##### Exercise data #####

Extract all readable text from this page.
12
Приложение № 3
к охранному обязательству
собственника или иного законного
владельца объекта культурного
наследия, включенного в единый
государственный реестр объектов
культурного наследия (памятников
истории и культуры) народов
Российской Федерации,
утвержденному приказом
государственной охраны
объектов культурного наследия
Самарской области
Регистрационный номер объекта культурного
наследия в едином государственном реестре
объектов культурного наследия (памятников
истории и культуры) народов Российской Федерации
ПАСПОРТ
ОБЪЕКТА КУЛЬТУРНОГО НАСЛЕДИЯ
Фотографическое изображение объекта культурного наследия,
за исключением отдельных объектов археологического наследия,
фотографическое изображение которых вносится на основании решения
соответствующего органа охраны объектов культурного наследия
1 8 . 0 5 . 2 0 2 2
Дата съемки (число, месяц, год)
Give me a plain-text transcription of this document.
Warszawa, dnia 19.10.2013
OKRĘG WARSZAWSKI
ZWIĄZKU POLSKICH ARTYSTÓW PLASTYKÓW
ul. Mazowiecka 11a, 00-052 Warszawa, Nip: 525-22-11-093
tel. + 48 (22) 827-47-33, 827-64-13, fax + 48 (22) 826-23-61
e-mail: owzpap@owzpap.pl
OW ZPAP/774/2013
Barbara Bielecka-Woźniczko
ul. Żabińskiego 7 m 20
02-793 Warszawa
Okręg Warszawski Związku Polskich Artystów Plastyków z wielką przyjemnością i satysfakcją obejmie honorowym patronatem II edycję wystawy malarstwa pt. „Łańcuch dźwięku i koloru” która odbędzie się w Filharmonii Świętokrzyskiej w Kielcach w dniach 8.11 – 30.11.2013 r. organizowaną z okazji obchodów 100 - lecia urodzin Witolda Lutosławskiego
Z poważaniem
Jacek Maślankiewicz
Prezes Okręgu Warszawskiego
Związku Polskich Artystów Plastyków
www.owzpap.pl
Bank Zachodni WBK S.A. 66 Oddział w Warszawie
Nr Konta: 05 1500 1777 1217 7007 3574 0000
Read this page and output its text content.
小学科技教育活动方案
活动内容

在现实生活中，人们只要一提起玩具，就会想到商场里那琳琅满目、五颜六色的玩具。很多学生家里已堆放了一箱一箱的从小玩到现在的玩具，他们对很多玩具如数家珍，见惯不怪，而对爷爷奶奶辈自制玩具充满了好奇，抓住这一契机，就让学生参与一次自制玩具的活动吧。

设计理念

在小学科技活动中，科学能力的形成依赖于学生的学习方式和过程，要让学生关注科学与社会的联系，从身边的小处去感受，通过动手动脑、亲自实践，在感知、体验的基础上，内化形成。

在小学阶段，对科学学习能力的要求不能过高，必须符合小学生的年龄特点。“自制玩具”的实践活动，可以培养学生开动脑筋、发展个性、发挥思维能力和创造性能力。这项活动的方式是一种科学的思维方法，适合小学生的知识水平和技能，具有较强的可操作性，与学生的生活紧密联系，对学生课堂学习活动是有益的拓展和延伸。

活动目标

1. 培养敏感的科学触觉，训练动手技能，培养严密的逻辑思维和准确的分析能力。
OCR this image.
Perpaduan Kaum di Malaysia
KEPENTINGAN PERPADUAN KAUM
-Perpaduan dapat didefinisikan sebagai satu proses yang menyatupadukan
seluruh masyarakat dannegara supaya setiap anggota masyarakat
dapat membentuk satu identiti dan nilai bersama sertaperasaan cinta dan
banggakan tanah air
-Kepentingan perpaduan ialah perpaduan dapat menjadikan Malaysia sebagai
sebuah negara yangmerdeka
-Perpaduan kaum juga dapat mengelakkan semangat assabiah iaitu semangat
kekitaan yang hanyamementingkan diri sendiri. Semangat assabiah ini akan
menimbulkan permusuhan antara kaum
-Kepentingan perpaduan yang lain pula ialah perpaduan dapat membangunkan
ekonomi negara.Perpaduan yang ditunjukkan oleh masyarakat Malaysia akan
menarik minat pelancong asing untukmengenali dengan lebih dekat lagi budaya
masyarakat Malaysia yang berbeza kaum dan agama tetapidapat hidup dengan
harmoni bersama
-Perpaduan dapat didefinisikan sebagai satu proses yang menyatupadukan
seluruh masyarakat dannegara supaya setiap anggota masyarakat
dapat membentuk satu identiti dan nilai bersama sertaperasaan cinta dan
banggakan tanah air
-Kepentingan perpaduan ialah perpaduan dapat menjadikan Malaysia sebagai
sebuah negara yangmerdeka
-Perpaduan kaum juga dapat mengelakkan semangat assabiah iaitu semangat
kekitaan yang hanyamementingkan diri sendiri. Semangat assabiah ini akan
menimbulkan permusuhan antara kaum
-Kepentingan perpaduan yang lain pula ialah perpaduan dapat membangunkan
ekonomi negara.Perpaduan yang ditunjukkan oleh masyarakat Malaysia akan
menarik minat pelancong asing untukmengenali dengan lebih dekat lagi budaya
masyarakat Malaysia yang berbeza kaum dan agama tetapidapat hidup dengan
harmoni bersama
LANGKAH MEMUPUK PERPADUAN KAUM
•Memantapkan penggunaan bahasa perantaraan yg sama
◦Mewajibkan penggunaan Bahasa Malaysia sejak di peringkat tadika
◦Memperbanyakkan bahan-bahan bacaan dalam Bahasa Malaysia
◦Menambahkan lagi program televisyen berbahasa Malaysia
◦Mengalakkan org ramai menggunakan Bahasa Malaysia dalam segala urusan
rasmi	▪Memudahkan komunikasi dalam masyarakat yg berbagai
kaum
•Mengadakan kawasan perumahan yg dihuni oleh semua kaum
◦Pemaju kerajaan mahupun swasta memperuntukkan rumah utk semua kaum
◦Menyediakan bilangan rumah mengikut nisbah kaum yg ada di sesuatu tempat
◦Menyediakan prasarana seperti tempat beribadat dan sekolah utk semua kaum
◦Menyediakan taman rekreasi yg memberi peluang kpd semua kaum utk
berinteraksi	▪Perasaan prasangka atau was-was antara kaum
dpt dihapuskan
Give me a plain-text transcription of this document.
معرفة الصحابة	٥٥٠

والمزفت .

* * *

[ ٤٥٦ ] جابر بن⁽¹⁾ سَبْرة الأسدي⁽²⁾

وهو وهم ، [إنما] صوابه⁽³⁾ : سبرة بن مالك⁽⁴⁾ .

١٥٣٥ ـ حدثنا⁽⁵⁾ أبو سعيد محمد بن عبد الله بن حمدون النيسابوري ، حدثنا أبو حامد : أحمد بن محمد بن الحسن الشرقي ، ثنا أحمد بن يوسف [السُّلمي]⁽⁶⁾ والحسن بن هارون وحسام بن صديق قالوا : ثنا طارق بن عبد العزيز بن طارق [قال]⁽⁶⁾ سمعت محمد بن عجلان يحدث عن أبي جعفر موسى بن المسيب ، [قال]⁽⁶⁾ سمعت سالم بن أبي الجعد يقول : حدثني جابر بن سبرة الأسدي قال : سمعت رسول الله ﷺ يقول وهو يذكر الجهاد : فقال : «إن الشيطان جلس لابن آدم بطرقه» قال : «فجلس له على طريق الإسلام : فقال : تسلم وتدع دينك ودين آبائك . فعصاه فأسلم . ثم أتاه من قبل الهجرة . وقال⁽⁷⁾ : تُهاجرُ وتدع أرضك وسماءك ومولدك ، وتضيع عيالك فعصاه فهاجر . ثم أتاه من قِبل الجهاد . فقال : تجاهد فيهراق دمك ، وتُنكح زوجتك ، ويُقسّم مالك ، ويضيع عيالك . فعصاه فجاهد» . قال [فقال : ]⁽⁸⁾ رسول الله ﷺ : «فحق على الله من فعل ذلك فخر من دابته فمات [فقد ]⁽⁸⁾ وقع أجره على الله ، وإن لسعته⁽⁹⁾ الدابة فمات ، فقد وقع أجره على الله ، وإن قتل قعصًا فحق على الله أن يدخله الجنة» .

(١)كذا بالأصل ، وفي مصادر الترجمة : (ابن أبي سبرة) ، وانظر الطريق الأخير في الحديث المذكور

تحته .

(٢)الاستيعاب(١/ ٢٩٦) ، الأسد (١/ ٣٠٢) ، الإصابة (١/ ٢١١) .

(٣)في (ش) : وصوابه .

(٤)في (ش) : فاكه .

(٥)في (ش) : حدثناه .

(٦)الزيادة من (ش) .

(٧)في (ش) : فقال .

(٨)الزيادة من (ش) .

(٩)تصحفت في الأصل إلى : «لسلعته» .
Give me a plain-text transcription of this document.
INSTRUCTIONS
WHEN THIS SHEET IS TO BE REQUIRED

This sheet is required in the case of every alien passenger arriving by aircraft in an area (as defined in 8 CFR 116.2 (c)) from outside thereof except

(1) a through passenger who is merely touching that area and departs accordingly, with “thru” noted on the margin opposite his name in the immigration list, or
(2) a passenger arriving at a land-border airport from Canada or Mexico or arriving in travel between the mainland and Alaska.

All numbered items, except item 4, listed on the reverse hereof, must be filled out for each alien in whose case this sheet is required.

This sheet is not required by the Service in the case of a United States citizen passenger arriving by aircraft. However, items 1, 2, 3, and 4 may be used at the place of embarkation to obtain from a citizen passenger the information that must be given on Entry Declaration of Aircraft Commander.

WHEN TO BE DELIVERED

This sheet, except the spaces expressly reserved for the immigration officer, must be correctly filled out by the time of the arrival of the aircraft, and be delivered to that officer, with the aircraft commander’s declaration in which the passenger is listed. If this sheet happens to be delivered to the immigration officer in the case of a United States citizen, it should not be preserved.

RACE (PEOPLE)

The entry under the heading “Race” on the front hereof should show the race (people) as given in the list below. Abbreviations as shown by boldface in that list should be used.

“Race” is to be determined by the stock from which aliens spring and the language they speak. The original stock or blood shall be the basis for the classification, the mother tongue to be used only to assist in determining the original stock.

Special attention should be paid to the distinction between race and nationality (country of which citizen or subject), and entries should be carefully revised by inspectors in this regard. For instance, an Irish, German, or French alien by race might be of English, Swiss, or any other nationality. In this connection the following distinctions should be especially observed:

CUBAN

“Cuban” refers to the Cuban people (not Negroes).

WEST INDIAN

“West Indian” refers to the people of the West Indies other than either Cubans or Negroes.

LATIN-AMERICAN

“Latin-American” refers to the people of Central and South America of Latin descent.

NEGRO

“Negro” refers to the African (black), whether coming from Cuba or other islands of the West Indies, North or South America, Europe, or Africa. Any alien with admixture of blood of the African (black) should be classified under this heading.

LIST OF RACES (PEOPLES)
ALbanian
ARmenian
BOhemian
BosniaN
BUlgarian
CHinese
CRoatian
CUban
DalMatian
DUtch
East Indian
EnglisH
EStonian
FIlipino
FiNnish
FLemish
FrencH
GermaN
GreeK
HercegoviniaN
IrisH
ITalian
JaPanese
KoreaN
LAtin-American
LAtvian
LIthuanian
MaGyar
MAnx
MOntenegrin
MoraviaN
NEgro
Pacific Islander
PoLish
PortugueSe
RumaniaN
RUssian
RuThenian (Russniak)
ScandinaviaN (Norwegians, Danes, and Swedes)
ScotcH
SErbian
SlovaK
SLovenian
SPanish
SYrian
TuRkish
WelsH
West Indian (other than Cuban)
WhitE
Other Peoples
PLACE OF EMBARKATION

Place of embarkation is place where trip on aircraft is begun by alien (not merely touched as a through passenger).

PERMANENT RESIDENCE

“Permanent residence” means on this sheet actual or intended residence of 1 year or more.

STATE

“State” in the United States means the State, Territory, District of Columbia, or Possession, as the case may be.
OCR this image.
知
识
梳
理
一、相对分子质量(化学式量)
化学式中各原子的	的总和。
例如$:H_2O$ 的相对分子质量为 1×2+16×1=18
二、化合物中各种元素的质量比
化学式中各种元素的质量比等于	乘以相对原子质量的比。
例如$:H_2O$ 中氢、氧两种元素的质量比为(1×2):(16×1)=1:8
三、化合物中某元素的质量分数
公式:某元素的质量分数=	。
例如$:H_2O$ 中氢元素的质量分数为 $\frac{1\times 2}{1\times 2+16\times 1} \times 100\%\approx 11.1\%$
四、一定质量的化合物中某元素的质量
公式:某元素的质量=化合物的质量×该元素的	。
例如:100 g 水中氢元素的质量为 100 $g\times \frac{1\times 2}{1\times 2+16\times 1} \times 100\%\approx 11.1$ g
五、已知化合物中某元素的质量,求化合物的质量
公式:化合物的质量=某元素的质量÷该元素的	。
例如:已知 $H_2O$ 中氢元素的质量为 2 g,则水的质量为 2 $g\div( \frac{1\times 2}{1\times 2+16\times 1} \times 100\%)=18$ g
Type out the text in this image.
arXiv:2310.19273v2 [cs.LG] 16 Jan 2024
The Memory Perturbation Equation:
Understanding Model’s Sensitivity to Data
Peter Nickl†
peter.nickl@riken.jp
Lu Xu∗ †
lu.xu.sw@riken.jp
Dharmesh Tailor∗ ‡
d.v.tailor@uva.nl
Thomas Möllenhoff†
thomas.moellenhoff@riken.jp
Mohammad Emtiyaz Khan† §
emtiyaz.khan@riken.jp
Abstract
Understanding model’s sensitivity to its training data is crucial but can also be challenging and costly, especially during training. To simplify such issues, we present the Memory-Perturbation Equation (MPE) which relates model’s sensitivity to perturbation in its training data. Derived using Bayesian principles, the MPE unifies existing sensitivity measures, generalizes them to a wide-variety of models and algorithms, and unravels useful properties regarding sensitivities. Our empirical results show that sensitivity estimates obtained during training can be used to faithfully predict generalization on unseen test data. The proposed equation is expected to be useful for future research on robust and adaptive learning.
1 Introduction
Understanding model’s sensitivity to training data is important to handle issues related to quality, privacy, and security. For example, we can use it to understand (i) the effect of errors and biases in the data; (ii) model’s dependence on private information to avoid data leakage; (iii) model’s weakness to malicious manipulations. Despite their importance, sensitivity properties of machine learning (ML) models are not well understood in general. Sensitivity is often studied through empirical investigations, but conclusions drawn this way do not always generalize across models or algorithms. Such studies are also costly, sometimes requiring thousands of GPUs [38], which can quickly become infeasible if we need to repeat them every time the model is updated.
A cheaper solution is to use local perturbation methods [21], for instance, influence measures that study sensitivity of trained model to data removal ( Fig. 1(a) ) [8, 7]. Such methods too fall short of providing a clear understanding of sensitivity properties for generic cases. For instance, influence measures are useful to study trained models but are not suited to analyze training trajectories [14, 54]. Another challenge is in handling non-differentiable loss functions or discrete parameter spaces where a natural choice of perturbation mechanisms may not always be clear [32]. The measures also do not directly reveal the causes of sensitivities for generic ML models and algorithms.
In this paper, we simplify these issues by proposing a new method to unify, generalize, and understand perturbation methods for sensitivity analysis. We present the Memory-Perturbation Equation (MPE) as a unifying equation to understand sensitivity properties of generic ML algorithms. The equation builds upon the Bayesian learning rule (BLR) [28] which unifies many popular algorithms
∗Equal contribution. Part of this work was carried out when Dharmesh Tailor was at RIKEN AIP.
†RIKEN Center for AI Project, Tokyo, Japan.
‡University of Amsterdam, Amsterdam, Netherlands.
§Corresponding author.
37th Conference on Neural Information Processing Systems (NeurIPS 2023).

#####

Identify the lines that contain the string "page", and copy every one of them.

Extract all readable text from this page.
Read this page and output its text content.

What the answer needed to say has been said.